[Stored entries]
════
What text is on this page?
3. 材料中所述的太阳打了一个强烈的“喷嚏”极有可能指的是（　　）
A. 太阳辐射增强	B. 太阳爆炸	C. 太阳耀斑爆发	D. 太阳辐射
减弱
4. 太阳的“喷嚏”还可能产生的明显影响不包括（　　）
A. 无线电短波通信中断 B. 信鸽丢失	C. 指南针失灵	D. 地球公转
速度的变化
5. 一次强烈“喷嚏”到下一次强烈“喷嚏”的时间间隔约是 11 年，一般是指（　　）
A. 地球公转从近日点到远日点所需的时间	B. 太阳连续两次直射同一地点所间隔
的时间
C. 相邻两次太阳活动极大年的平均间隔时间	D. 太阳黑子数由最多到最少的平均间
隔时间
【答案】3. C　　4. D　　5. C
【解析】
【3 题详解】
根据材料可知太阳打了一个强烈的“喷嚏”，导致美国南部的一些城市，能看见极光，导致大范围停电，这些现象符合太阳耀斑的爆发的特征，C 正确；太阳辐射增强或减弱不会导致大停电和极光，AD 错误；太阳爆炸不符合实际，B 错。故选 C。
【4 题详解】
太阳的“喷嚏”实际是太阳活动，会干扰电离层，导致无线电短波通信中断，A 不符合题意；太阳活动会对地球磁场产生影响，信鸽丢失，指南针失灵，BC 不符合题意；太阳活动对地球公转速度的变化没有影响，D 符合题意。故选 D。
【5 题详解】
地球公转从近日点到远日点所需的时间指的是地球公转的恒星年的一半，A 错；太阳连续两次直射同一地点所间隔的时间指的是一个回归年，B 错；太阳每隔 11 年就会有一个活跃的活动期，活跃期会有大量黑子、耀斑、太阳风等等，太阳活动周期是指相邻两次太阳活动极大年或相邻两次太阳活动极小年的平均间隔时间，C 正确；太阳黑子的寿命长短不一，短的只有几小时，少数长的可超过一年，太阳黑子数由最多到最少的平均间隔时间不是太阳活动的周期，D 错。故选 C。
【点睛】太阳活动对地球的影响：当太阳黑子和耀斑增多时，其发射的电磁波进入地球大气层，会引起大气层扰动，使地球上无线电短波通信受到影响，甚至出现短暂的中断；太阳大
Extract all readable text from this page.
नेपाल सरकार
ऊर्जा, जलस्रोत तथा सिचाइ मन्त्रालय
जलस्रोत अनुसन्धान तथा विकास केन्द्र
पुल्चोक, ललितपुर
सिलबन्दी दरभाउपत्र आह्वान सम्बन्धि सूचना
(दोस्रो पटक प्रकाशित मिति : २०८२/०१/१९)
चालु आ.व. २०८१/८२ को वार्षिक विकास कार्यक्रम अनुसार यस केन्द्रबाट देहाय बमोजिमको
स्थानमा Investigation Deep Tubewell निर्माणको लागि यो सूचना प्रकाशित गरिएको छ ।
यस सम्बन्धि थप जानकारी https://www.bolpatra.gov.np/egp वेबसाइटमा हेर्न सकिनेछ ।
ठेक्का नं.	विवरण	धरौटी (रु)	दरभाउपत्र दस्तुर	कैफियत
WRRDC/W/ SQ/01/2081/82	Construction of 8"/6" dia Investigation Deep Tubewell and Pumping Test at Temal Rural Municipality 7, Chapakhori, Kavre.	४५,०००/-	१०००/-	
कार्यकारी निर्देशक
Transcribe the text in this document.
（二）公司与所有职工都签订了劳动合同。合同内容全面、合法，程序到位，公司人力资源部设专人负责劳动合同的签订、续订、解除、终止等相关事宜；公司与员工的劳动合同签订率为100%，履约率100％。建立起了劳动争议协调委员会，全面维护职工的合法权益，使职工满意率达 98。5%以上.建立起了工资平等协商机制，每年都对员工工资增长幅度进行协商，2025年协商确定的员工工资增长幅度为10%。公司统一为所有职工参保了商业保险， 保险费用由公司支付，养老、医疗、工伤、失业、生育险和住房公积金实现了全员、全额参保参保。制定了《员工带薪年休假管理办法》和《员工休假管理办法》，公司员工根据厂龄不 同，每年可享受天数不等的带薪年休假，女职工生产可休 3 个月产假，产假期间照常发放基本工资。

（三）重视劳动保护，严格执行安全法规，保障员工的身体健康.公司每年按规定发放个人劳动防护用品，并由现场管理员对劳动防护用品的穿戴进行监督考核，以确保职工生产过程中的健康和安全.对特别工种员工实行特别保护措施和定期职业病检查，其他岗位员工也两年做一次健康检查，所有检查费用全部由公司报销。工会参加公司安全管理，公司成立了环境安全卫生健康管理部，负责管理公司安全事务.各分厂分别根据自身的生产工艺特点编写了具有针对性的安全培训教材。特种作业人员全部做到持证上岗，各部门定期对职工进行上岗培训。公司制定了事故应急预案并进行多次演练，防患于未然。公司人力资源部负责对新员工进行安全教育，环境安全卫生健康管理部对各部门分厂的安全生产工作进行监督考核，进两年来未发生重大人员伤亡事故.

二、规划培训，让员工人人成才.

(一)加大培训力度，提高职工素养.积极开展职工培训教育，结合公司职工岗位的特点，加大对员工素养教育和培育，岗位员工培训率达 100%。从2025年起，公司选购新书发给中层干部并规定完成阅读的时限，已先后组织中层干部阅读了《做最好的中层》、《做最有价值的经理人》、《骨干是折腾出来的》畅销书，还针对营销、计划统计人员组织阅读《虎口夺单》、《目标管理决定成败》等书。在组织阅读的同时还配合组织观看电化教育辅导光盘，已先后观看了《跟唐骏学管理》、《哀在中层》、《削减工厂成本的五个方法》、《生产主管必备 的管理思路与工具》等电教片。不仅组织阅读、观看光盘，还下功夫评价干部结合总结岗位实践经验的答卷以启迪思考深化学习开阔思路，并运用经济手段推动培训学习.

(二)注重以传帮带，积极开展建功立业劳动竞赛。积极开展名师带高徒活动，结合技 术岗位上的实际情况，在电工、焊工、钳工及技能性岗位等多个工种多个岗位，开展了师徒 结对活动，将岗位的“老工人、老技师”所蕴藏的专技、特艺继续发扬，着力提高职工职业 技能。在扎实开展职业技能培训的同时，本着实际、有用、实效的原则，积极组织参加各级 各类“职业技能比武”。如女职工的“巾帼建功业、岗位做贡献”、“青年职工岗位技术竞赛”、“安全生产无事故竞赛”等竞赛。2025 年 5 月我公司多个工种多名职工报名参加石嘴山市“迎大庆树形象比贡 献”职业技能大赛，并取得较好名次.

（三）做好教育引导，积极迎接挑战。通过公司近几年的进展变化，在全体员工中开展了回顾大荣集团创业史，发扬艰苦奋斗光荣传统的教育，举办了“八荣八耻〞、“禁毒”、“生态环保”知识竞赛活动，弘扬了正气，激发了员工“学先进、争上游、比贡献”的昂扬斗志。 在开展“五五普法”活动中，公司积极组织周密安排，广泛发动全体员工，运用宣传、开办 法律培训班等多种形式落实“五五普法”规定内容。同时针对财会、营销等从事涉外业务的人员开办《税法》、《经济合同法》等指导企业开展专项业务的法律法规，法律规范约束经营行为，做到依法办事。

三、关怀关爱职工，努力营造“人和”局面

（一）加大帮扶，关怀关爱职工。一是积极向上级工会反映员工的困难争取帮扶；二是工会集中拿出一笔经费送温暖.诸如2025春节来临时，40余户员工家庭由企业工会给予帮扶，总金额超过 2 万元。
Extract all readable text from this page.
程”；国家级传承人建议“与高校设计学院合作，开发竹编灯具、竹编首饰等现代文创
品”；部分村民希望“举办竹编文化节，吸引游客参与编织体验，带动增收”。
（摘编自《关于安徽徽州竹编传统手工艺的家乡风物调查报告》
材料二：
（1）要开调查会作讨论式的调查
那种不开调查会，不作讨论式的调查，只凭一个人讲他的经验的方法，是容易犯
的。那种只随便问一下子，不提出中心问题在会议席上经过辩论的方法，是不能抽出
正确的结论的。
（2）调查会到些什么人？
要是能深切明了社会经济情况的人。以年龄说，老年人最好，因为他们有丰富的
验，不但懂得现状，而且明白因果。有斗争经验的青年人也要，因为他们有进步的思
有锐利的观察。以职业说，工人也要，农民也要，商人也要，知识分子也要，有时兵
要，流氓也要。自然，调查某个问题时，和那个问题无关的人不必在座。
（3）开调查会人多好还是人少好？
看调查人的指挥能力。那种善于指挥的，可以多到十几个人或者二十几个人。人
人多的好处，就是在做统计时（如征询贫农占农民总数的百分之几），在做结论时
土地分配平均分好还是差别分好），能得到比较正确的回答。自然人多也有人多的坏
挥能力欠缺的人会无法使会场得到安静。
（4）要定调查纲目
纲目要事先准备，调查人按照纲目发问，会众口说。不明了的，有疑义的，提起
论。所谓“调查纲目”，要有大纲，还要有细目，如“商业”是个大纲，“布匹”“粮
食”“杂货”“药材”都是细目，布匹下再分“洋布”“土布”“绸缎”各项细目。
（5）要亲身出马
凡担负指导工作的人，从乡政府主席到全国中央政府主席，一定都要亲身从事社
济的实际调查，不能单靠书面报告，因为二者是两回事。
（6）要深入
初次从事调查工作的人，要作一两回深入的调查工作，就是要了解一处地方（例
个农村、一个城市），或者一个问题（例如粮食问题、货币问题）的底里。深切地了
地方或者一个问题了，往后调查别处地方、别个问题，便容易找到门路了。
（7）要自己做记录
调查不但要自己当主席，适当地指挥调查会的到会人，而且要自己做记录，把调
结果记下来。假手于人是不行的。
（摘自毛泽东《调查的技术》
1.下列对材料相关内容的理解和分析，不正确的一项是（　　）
════
• _What to do_: Filter the listing above by the word "指南针失灵"; copy each line that passes.

• _Exercise solution_:
A. 无线电短波通信中断 B. 信鸽丢失	C. 指南针失灵	D. 地球公转
太阳的“喷嚏”实际是太阳活动，会干扰电离层，导致无线电短波通信中断，A 不符合题意；太阳活动会对地球磁场产生影响，信鸽丢失，指南针失灵，BC 不符合题意；太阳活动对地球公转速度的变化没有影响，D 符合题意。故选 D。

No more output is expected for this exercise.